=== RECORD EXTRACTS ===

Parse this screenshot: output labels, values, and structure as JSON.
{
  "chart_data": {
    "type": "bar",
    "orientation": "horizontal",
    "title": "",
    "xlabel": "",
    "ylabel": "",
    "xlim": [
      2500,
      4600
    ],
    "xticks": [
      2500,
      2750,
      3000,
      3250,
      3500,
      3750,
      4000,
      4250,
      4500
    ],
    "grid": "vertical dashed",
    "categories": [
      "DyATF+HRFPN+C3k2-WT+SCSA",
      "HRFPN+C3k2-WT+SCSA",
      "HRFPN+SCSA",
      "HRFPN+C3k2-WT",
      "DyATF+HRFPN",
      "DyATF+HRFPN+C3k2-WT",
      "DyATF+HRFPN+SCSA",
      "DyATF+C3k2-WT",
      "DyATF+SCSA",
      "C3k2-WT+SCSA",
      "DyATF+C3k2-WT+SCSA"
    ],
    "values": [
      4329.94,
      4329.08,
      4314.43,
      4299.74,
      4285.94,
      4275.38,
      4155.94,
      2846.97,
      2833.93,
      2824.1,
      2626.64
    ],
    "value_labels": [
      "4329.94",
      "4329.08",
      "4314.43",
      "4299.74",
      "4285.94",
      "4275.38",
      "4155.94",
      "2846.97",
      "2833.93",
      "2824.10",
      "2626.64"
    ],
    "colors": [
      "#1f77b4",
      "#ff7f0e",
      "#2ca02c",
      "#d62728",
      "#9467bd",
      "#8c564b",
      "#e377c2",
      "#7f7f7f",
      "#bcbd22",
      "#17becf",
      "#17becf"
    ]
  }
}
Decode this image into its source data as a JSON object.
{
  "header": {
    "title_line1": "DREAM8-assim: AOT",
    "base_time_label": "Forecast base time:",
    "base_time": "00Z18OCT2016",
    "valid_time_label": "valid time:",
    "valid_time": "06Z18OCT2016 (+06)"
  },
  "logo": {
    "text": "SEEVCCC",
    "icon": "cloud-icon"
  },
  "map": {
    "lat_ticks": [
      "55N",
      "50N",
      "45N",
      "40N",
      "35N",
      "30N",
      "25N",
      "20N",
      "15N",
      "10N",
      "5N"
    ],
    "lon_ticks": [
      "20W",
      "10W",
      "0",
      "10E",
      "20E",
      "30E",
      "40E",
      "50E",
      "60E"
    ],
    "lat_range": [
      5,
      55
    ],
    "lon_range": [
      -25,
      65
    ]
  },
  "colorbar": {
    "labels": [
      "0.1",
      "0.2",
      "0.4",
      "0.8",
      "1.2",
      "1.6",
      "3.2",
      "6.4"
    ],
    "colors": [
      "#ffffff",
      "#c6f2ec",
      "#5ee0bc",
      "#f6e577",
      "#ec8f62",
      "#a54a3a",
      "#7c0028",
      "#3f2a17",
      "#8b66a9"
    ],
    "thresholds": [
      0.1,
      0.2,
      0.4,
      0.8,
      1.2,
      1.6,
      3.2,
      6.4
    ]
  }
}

===

§ EXERCISE AIM
Extract the listing in its entirety and repeat it exactly.

§ WRITTEN SOLUTION
Parse this screenshot: output labels, values, and structure as JSON.
{
  "chart_data": {
    "type": "bar",
    "orientation": "horizontal",
    "title": "",
    "xlabel": "",
    "ylabel": "",
    "xlim": [
      2500,
      4600
    ],
    "xticks": [
      2500,
      2750,
      3000,
      3250,
      3500,
      3750,
      4000,
      4250,
      4500
    ],
    "grid": "vertical dashed",
    "categories": [
      "DyATF+HRFPN+C3k2-WT+SCSA",
      "HRFPN+C3k2-WT+SCSA",
      "HRFPN+SCSA",
      "HRFPN+C3k2-WT",
      "DyATF+HRFPN",
      "DyATF+HRFPN+C3k2-WT",
      "DyATF+HRFPN+SCSA",
      "DyATF+C3k2-WT",
      "DyATF+SCSA",
      "C3k2-WT+SCSA",
      "DyATF+C3k2-WT+SCSA"
    ],
    "values": [
      4329.94,
      4329.08,
      4314.43,
      4299.74,
      4285.94,
      4275.38,
      4155.94,
      2846.97,
      2833.93,
      2824.1,
      2626.64
    ],
    "value_labels": [
      "4329.94",
      "4329.08",
      "4314.43",
      "4299.74",
      "4285.94",
      "4275.38",
      "4155.94",
      "2846.97",
      "2833.93",
      "2824.10",
      "2626.64"
    ],
    "colors": [
      "#1f77b4",
      "#ff7f0e",
      "#2ca02c",
      "#d62728",
      "#9467bd",
      "#8c564b",
      "#e377c2",
      "#7f7f7f",
      "#bcbd22",
      "#17becf",
      "#17becf"
    ]
  }
}
Decode this image into its source data as a JSON object.
{
  "header": {
    "title_line1": "DREAM8-assim: AOT",
    "base_time_label": "Forecast base time:",
    "base_time": "00Z18OCT2016",
    "valid_time_label": "valid time:",
    "valid_time": "06Z18OCT2016 (+06)"
  },
  "logo": {
    "text": "SEEVCCC",
    "icon": "cloud-icon"
  },
  "map": {
    "lat_ticks": [
      "55N",
      "50N",
      "45N",
      "40N",
      "35N",
      "30N",
      "25N",
      "20N",
      "15N",
      "10N",
      "5N"
    ],
    "lon_ticks": [
      "20W",
      "10W",
      "0",
      "10E",
      "20E",
      "30E",
      "40E",
      "50E",
      "60E"
    ],
    "lat_range": [
      5,
      55
    ],
    "lon_range": [
      -25,
      65
    ]
  },
  "colorbar": {
    "labels": [
      "0.1",
      "0.2",
      "0.4",
      "0.8",
      "1.2",
      "1.6",
      "3.2",
      "6.4"
    ],
    "colors": [
      "#ffffff",
      "#c6f2ec",
      "#5ee0bc",
      "#f6e577",
      "#ec8f62",
      "#a54a3a",
      "#7c0028",
      "#3f2a17",
      "#8b66a9"
    ],
    "thresholds": [
      0.1,
      0.2,
      0.4,
      0.8,
      1.2,
      1.6,
      3.2,
      6.4
    ]
  }
}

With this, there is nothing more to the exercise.